» **Tasks to perform**:
1. In the passage on clinical guidelines, which framework makes a clear declaration of conflicts of interest a quality requirement?
2. Summarize the passage on clinical guidelines in two sentences.
3. Extend the passage on clinical guidelines past its final sentence.

Specialist societies may nominate them to provide expert submissions to
NICE where discrimination between their personal interests and their
professional interests may be difficult.
‘Guidelines are an ideal vehicle for gaining rapid market
dissemination particularly if they avoid mention of cost altogether”3 and
are well suited for providing a niche for on-patent drugs – the lifeblood
of the pharmaceutical industry. The potential for a positive bias towards
pharmacotherapy with guidelines both based on industry sponsored trials
and written by those who undertake them is considerable. Considerable
interaction between the pharmaceutical industry and authors of clinical
guidelines has been documented4. Specialist society guidelines are still
not invariably accompanied by a clear declaration of the nature or extent
of any relevant conflicts of interest– a quality requirement within the
AGREE Collaboration framework5. Recent cardiovascular guidelines are one
obvious illustration of this reticence. The full and uninhibited
disclosure of conflicts of interest within a recognised framework is
Journal editors are culpable when bypassing peer review through the
publication of industry-sponsored supplements and not rigorously enforcing
disclosure of conflicts of interest in other papers. Journals are
obviously subject to conflicts of interest resulting from advertising
revenue and the desire for large reprint orders that are used for
promotional purposes including those for guideline statements. Ensuring
the integrity of professional guidelines remains a challenge to both the
medical and publishing fraternities.

[Data extracted from a collection]
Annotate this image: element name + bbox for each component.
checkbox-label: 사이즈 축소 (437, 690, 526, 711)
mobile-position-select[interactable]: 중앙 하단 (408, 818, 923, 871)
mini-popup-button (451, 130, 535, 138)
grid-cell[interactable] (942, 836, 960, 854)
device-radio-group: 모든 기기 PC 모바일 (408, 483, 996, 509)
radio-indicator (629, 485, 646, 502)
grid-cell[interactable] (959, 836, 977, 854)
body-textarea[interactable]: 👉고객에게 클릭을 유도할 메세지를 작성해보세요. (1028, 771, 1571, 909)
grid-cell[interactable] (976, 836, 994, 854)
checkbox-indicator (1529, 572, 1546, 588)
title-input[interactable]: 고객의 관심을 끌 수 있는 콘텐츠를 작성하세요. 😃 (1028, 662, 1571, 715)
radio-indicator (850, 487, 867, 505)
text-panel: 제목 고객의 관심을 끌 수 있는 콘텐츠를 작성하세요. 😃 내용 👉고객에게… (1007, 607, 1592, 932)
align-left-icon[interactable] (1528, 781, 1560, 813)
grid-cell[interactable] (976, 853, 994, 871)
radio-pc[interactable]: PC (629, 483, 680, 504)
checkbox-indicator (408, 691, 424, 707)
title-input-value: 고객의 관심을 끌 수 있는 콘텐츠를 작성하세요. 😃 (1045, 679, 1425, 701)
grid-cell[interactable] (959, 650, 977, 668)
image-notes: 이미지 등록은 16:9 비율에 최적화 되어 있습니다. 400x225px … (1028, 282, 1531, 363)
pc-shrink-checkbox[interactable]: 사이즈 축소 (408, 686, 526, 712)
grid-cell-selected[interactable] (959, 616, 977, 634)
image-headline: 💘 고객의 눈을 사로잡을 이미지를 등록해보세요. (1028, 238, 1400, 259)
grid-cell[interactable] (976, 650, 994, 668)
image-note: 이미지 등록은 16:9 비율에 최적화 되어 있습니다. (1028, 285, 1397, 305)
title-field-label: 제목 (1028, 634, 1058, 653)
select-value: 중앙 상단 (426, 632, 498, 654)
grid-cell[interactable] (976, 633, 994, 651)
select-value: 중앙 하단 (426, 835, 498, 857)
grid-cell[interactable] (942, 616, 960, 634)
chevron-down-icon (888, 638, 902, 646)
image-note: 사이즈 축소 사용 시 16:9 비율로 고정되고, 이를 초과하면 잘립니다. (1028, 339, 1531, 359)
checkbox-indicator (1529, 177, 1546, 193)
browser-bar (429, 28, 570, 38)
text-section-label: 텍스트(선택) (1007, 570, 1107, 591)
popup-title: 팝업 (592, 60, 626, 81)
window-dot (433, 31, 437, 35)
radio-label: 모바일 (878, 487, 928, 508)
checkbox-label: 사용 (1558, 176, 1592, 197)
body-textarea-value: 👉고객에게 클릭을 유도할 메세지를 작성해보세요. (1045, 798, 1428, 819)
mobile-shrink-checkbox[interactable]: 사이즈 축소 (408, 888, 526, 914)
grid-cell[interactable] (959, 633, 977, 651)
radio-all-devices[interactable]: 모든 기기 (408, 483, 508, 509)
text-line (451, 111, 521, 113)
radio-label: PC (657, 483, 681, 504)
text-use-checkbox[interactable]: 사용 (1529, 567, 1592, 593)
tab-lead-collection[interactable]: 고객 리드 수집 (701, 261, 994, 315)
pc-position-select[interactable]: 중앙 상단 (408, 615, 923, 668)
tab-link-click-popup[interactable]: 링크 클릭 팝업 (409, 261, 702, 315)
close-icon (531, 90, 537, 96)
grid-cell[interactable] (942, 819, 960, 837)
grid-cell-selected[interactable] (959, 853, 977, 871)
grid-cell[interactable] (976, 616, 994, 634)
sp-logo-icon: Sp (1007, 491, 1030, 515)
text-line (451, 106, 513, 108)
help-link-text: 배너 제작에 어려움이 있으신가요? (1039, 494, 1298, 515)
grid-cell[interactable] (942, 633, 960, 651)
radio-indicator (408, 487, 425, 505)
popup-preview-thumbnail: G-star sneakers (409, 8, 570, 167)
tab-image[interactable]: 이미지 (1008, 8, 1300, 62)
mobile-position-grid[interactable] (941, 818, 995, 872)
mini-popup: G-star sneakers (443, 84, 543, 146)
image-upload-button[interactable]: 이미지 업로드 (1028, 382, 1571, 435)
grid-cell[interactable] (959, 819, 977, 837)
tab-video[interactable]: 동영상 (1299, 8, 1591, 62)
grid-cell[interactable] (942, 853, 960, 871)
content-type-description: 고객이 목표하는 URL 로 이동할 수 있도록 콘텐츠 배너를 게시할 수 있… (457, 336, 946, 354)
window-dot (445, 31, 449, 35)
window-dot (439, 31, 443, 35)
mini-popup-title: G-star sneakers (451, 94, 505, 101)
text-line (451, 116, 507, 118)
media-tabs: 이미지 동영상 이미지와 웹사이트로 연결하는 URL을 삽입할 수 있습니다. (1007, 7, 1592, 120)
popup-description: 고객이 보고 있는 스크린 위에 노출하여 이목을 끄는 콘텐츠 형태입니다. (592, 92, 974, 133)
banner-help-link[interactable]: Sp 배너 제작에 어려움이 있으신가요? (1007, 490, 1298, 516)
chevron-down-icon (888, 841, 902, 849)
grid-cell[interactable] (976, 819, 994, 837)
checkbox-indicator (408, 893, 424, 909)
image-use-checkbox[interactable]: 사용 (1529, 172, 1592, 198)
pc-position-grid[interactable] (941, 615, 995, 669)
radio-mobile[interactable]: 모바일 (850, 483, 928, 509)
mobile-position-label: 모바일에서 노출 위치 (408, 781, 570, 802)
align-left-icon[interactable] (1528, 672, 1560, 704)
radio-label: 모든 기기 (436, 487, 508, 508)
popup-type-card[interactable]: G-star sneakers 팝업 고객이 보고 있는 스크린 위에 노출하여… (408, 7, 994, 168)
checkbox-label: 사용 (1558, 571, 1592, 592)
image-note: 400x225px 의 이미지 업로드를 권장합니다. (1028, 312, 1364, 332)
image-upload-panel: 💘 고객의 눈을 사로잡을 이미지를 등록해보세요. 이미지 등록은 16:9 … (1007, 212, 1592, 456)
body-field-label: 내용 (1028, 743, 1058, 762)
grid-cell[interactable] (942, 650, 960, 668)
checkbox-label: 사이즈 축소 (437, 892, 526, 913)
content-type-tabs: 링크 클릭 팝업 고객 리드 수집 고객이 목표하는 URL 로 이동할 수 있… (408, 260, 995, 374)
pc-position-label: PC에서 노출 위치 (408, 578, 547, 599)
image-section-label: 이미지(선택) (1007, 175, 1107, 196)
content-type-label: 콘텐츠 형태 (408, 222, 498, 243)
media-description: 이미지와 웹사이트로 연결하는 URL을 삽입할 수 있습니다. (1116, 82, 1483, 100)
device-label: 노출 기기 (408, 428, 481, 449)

» **Replies**:
1. The AGREE Collaboration framework.

2. Guidelines can favor on-patent drugs and pharmacotherapy when they rest on industry-sponsored trials and are written by those who run them, yet specialist society guidelines still do not always declare conflicts of interest clearly. Journal editors share the blame by bypassing peer review with industry-sponsored supplements and by facing their own conflicts from advertising and reprint revenue, so ensuring the integrity of guidelines remains a challenge for medicine and publishing alike.

3.
None of these factors are new. In this context, the establishment of
a process that is open, transparent and accountable is a major step
forwards for the NHS, can only improve the quality of decision making and
encourage a more effective use of resources across the health service –
resources misallocated represent benefits foregone. Specialist groups are
not primarily concerned with the impact of their recommendations for other
parts of the health service or patients in general though this remains an
important consideration for GP’s with their ‘gatekeeper role’. For this
reason, if the NHS is to survive, NICE will have a vital role in ensuring
that the ‘tragedy of the commons’ does not continue to be the tragedy of
the health service.
1. Ferner R E, McDowell S E.
How NICE may be outflanked
2. Schachter M, Wierzbicki A S
Spinning stars: ASTEROID's impact on atherosclerosis
The Lancet 2006; 367:1655-1656
3. Haycox A, Bagust A, Walley T
Clinical guidelines-the hidden costs.
BMJ. 1999 Feb 6;318(7180):391-3.
4. Niteesh K. Choudhry; Henry Thomas Stelfox; Allan S. Detsky
Relationships Between Authors of Clinical Practice Guidelines and the
JAMA 2002 287: 612-617
5. Cluzeau FA, Burgers JS, Brouwers M, et al for the AGREE
Collaboration. Writing Group.
Development and validation of an international appraisal instrument for
assessing the quality of clinical practice guidelines: the AGREE project.
Quality and Safety in Health Care 2003; 12(1): 18-23.
1. Over the past 12 months I have attended advisory boards for Novartis and Pfizer.
2. Over the past 10 years I have attended educational meetings, received travel grants, honoraria for lectures and advisory boards from a number of pharmaceutical companies including AstraZeneca, Bayer, Fournier, GlaxoSmithKline, Pfizer, Merck, MSD and Sanofi-Aventis.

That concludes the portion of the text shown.